:: Exercise ::
Copy all of the material exactly. Pictures are not to appear in the copy.

★ ★ ★ ★

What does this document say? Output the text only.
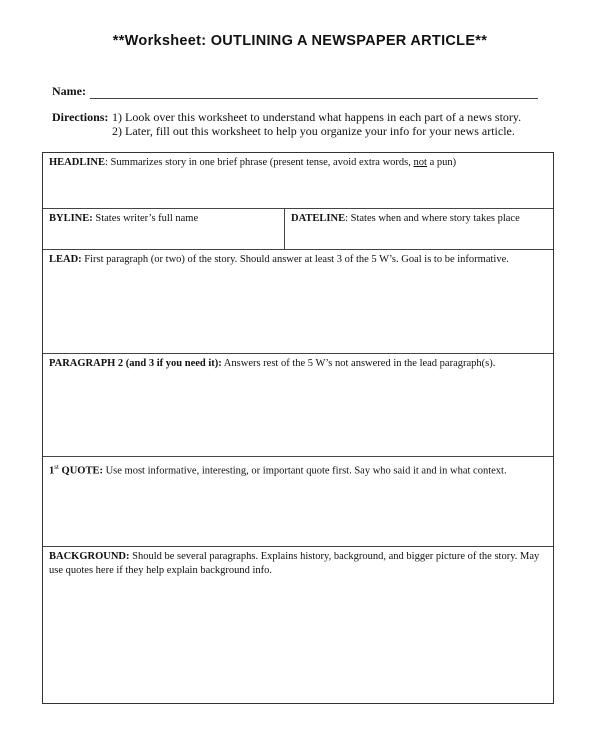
**Worksheet: OUTLINING A NEWSPAPER ARTICLE**
Name:
Directions: 1) Look over this worksheet to understand what happens in each part of a news story.
2) Later, fill out this worksheet to help you organize your info for your news article.
HEADLINE: Summarizes story in one brief phrase (present tense, avoid extra words, not a pun)
BYLINE: States writer’s full name	DATELINE: States when and where story takes place
LEAD: First paragraph (or two) of the story. Should answer at least 3 of the 5 W’s. Goal is to be informative.
PARAGRAPH 2 (and 3 if you need it): Answers rest of the 5 W’s not answered in the lead paragraph(s).
1st QUOTE: Use most informative, interesting, or important quote first. Say who said it and in what context.
BACKGROUND: Should be several paragraphs. Explains history, background, and bigger picture of the story. May use quotes here if they help explain background info.
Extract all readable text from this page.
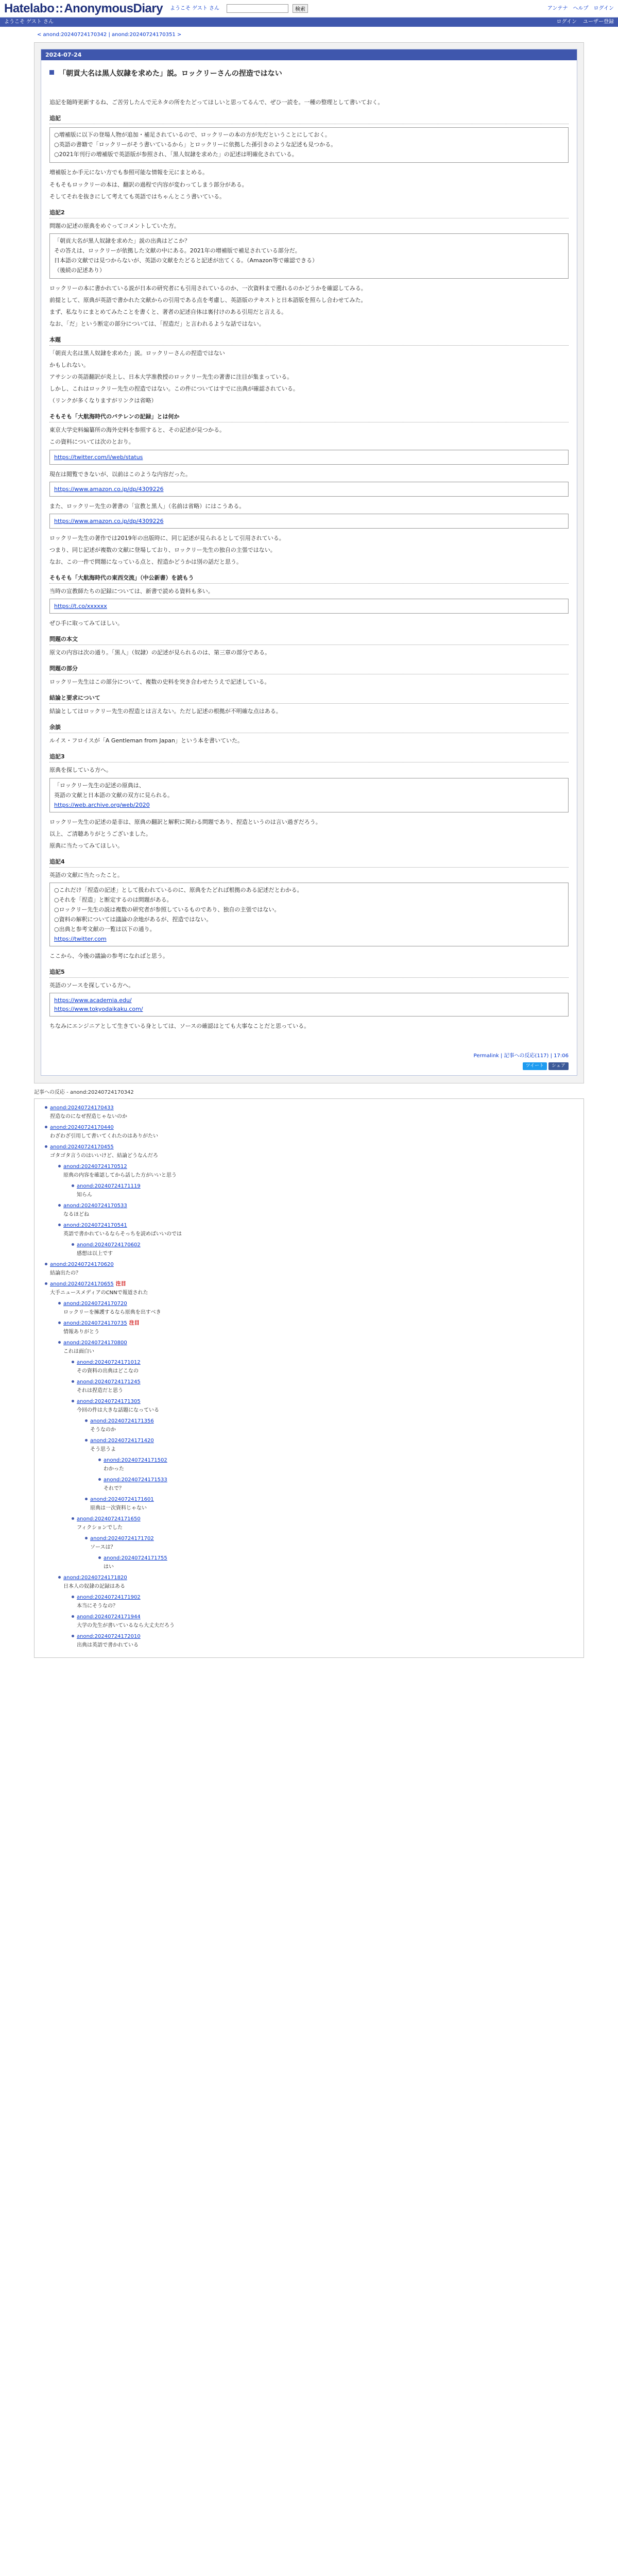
Hatelabo::AnonymousDiary ようこそ ゲスト さん	検索	アンテナ ヘルプ ログイン
ようこそ ゲスト さん	ログイン ユーザー登録
< anond:20240724170342 | anond:20240724170351 >
2024-07-24
「朝貢大名は黒人奴隷を求めた」説。ロックリーさんの捏造ではない

追記を随時更新するね、ご苦労したんで元ネタの所をたどってほしいと思ってるんで、ぜひ一読を。一種の整理として書いておく。

追記

○増補版に以下の登場人物が追加・補足されているので、ロックリーの本の方が先だということにしておく。

○英語の書籍で「ロックリーがそう書いているから」とロックリーに依拠した孫引きのような記述も見つかる。

○2021年刊行の増補版で英語版が参照され、「黒人奴隷を求めた」の記述は明確化されている。

増補版とか手元にない方でも参照可能な情報を元にまとめる。

そもそもロックリーの本は、翻訳の過程で内容が変わってしまう部分がある。

そしてそれを抜きにして考えても英語ではちゃんとこう書いている。

追記2

問題の記述の原典をめぐってコメントしていた方。

「朝貢大名が黒人奴隷を求めた」説の出典はどこか？

その答えは、ロックリーが依拠した文献の中にある。2021年の増補版で補足されている部分だ。

日本語の文献では見つからないが、英語の文献をたどると記述が出てくる。（Amazon等で確認できる）

（後続の記述あり）

ロックリーの本に書かれている説が日本の研究者にも引用されているのか、一次資料まで遡れるのかどうかを確認してみる。

前提として、原典が英語で書かれた文献からの引用である点を考慮し、英語版のテキストと日本語版を照らし合わせてみた。

まず、私なりにまとめてみたことを書くと、著者の記述自体は裏付けのある引用だと言える。

なお、「だ」という断定の部分については、「捏造だ」と言われるような話ではない。

本題

「朝貢大名は黒人奴隷を求めた」説。ロックリーさんの捏造ではない

かもしれない。

アサシンの英語翻訳が炎上し、日本大学准教授のロックリー先生の著書に注目が集まっている。

しかし、これはロックリー先生の捏造ではない。この件についてはすでに出典が確認されている。

（リンクが多くなりますがリンクは省略）

そもそも「大航海時代のバテレンの記録」とは何か

東京大学史料編纂所の海外史料を参照すると、その記述が見つかる。

この資料については次のとおり。

https://twitter.com/i/web/status

現在は閲覧できないが、以前はこのような内容だった。

https://www.amazon.co.jp/dp/4309226

また、ロックリー先生の著書の「宣教と黒人」（名前は省略）にはこうある。

https://www.amazon.co.jp/dp/4309226

ロックリー先生の著作では2019年の出版時に、同じ記述が見られるとして引用されている。

つまり、同じ記述が複数の文献に登場しており、ロックリー先生の独自の主張ではない。

なお、この一件で問題になっている点と、捏造かどうかは別の話だと思う。

そもそも「大航海時代の東西交流」（中公新書）を読もう

当時の宣教師たちの記録については、新書で読める資料も多い。

https://t.co/xxxxxx

ぜひ手に取ってみてほしい。

問題の本文

原文の内容は次の通り。「黒人」（奴隷）の記述が見られるのは、第三章の部分である。

問題の部分

ロックリー先生はこの部分について、複数の史料を突き合わせたうえで記述している。

結論と要求について

結論としてはロックリー先生の捏造とは言えない。ただし記述の根拠が不明確な点はある。

余談

ルイス・フロイスが「A Gentleman from Japan」という本を書いていた。

追記3

原典を探している方へ。

「ロックリー先生の記述の原典は、

英語の文献と日本語の文献の双方に見られる。

https://web.archive.org/web/2020

ロックリー先生の記述の是非は、原典の翻訳と解釈に関わる問題であり、捏造というのは言い過ぎだろう。

以上、ご清聴ありがとうございました。

原典に当たってみてほしい。

追記4

英語の文献に当たったこと。

○これだけ「捏造の記述」として扱われているのに、原典をたどれば根拠のある記述だとわかる。

○それを「捏造」と断定するのは問題がある。

○ロックリー先生の説は複数の研究者が参照しているものであり、独自の主張ではない。

○資料の解釈については議論の余地があるが、捏造ではない。

○出典と参考文献の一覧は以下の通り。

https://twitter.com

ここから、今後の議論の参考になればと思う。

追記5

英語のソースを探している方へ。

https://www.academia.edu/
https://www.tokyodaikaku.com/

ちなみにエンジニアとして生きている身としては、ソースの確認はとても大事なことだと思っている。

Permalink | 記事への反応(117) | 17:06
ツイート	シェア
記事への反応 - anond:20240724170342
anond:20240724170433
捏造なのになぜ捏造じゃないのか
anond:20240724170440
わざわざ引用して書いてくれたのはありがたい
anond:20240724170455
ゴタゴタ言うのはいいけど、結論どうなんだろ
anond:20240724170512
原典の内容を確認してから話した方がいいと思う
anond:20240724171119
知らん
anond:20240724170533
なるほどね
anond:20240724170541
英語で書かれているならそっちを読めばいいのでは
anond:20240724170602
感想は以上です
anond:20240724170620
結論出たの？
anond:20240724170655 注目
大手ニュースメディアのCNNで報道された
anond:20240724170720
ロックリーを擁護するなら原典を出すべき
anond:20240724170735 注目
情報ありがとう
anond:20240724170800
これは面白い
anond:20240724171012
その資料の出典はどこなの
anond:20240724171245
それは捏造だと思う
anond:20240724171305
今回の件は大きな話題になっている
anond:20240724171356
そうなのか
anond:20240724171420
そう思うよ
anond:20240724171502
わかった
anond:20240724171533
それで？
anond:20240724171601
原典は一次資料じゃない
anond:20240724171650
フィクションでした
anond:20240724171702
ソースは？
anond:20240724171755
はい
anond:20240724171820
日本人の奴隷の記録はある
anond:20240724171902
本当にそうなの？
anond:20240724171944
大学の先生が書いているなら大丈夫だろう
anond:20240724172010
出典は英語で書かれている
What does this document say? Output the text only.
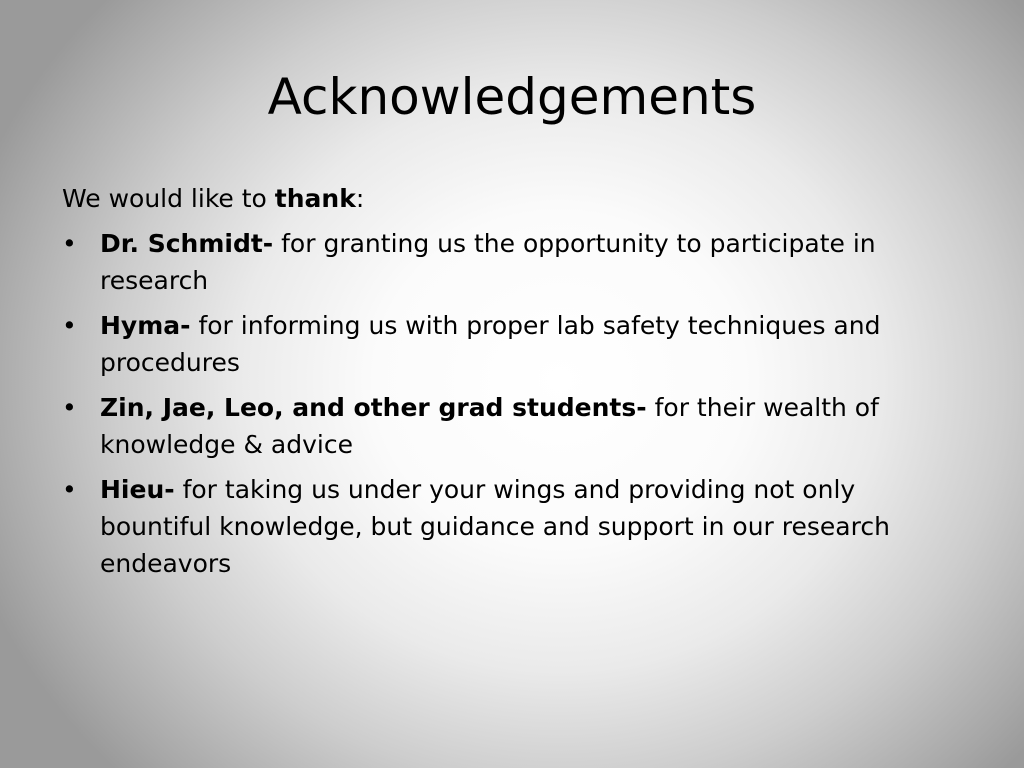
Acknowledgements

We would like to thank:

• Dr. Schmidt- for granting us the opportunity to participate in research
• Hyma- for informing us with proper lab safety techniques and procedures
• Zin, Jae, Leo, and other grad students- for their wealth of knowledge & advice
• Hieu- for taking us under your wings and providing not only bountiful knowledge, but guidance and support in our research endeavors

★ ★ ★ ★

:: Written answer ::
What does this document say? Output the text only.
**Worksheet: OUTLINING A NEWSPAPER ARTICLE**
Name:
Directions: 1) Look over this worksheet to understand what happens in each part of a news story.
2) Later, fill out this worksheet to help you organize your info for your news article.
HEADLINE: Summarizes story in one brief phrase (present tense, avoid extra words, not a pun)
BYLINE: States writer’s full name	DATELINE: States when and where story takes place
LEAD: First paragraph (or two) of the story. Should answer at least 3 of the 5 W’s. Goal is to be informative.
PARAGRAPH 2 (and 3 if you need it): Answers rest of the 5 W’s not answered in the lead paragraph(s).
1st QUOTE: Use most informative, interesting, or important quote first. Say who said it and in what context.
BACKGROUND: Should be several paragraphs. Explains history, background, and bigger picture of the story. May use quotes here if they help explain background info.
Extract all readable text from this page.
Hatelabo::AnonymousDiary ようこそ ゲスト さん	検索	アンテナ ヘルプ ログイン
ようこそ ゲスト さん	ログイン ユーザー登録
< anond:20240724170342 | anond:20240724170351 >
2024-07-24
「朝貢大名は黒人奴隷を求めた」説。ロックリーさんの捏造ではない

追記を随時更新するね、ご苦労したんで元ネタの所をたどってほしいと思ってるんで、ぜひ一読を。一種の整理として書いておく。

追記

○増補版に以下の登場人物が追加・補足されているので、ロックリーの本の方が先だということにしておく。

○英語の書籍で「ロックリーがそう書いているから」とロックリーに依拠した孫引きのような記述も見つかる。

○2021年刊行の増補版で英語版が参照され、「黒人奴隷を求めた」の記述は明確化されている。

増補版とか手元にない方でも参照可能な情報を元にまとめる。

そもそもロックリーの本は、翻訳の過程で内容が変わってしまう部分がある。

そしてそれを抜きにして考えても英語ではちゃんとこう書いている。

追記2

問題の記述の原典をめぐってコメントしていた方。

「朝貢大名が黒人奴隷を求めた」説の出典はどこか？

その答えは、ロックリーが依拠した文献の中にある。2021年の増補版で補足されている部分だ。

日本語の文献では見つからないが、英語の文献をたどると記述が出てくる。（Amazon等で確認できる）

（後続の記述あり）

ロックリーの本に書かれている説が日本の研究者にも引用されているのか、一次資料まで遡れるのかどうかを確認してみる。

前提として、原典が英語で書かれた文献からの引用である点を考慮し、英語版のテキストと日本語版を照らし合わせてみた。

まず、私なりにまとめてみたことを書くと、著者の記述自体は裏付けのある引用だと言える。

なお、「だ」という断定の部分については、「捏造だ」と言われるような話ではない。

本題

「朝貢大名は黒人奴隷を求めた」説。ロックリーさんの捏造ではない

かもしれない。

アサシンの英語翻訳が炎上し、日本大学准教授のロックリー先生の著書に注目が集まっている。

しかし、これはロックリー先生の捏造ではない。この件についてはすでに出典が確認されている。

（リンクが多くなりますがリンクは省略）

そもそも「大航海時代のバテレンの記録」とは何か

東京大学史料編纂所の海外史料を参照すると、その記述が見つかる。

この資料については次のとおり。

https://twitter.com/i/web/status

現在は閲覧できないが、以前はこのような内容だった。

https://www.amazon.co.jp/dp/4309226

また、ロックリー先生の著書の「宣教と黒人」（名前は省略）にはこうある。

https://www.amazon.co.jp/dp/4309226

ロックリー先生の著作では2019年の出版時に、同じ記述が見られるとして引用されている。

つまり、同じ記述が複数の文献に登場しており、ロックリー先生の独自の主張ではない。

なお、この一件で問題になっている点と、捏造かどうかは別の話だと思う。

そもそも「大航海時代の東西交流」（中公新書）を読もう

当時の宣教師たちの記録については、新書で読める資料も多い。

https://t.co/xxxxxx

ぜひ手に取ってみてほしい。

問題の本文

原文の内容は次の通り。「黒人」（奴隷）の記述が見られるのは、第三章の部分である。

問題の部分

ロックリー先生はこの部分について、複数の史料を突き合わせたうえで記述している。

結論と要求について

結論としてはロックリー先生の捏造とは言えない。ただし記述の根拠が不明確な点はある。

余談

ルイス・フロイスが「A Gentleman from Japan」という本を書いていた。

追記3

原典を探している方へ。

「ロックリー先生の記述の原典は、

英語の文献と日本語の文献の双方に見られる。

https://web.archive.org/web/2020

ロックリー先生の記述の是非は、原典の翻訳と解釈に関わる問題であり、捏造というのは言い過ぎだろう。

以上、ご清聴ありがとうございました。

原典に当たってみてほしい。

追記4

英語の文献に当たったこと。

○これだけ「捏造の記述」として扱われているのに、原典をたどれば根拠のある記述だとわかる。

○それを「捏造」と断定するのは問題がある。

○ロックリー先生の説は複数の研究者が参照しているものであり、独自の主張ではない。

○資料の解釈については議論の余地があるが、捏造ではない。

○出典と参考文献の一覧は以下の通り。

https://twitter.com

ここから、今後の議論の参考になればと思う。

追記5

英語のソースを探している方へ。

https://www.academia.edu/
https://www.tokyodaikaku.com/

ちなみにエンジニアとして生きている身としては、ソースの確認はとても大事なことだと思っている。

Permalink | 記事への反応(117) | 17:06
ツイート	シェア
記事への反応 - anond:20240724170342
anond:20240724170433
捏造なのになぜ捏造じゃないのか
anond:20240724170440
わざわざ引用して書いてくれたのはありがたい
anond:20240724170455
ゴタゴタ言うのはいいけど、結論どうなんだろ
anond:20240724170512
原典の内容を確認してから話した方がいいと思う
anond:20240724171119
知らん
anond:20240724170533
なるほどね
anond:20240724170541
英語で書かれているならそっちを読めばいいのでは
anond:20240724170602
感想は以上です
anond:20240724170620
結論出たの？
anond:20240724170655 注目
大手ニュースメディアのCNNで報道された
anond:20240724170720
ロックリーを擁護するなら原典を出すべき
anond:20240724170735 注目
情報ありがとう
anond:20240724170800
これは面白い
anond:20240724171012
その資料の出典はどこなの
anond:20240724171245
それは捏造だと思う
anond:20240724171305
今回の件は大きな話題になっている
anond:20240724171356
そうなのか
anond:20240724171420
そう思うよ
anond:20240724171502
わかった
anond:20240724171533
それで？
anond:20240724171601
原典は一次資料じゃない
anond:20240724171650
フィクションでした
anond:20240724171702
ソースは？
anond:20240724171755
はい
anond:20240724171820
日本人の奴隷の記録はある
anond:20240724171902
本当にそうなの？
anond:20240724171944
大学の先生が書いているなら大丈夫だろう
anond:20240724172010
出典は英語で書かれている
What does this document say? Output the text only.
Acknowledgements

We would like to thank:

• Dr. Schmidt- for granting us the opportunity to participate in research
• Hyma- for informing us with proper lab safety techniques and procedures
• Zin, Jae, Leo, and other grad students- for their wealth of knowledge & advice
• Hieu- for taking us under your wings and providing not only bountiful knowledge, but guidance and support in our research endeavors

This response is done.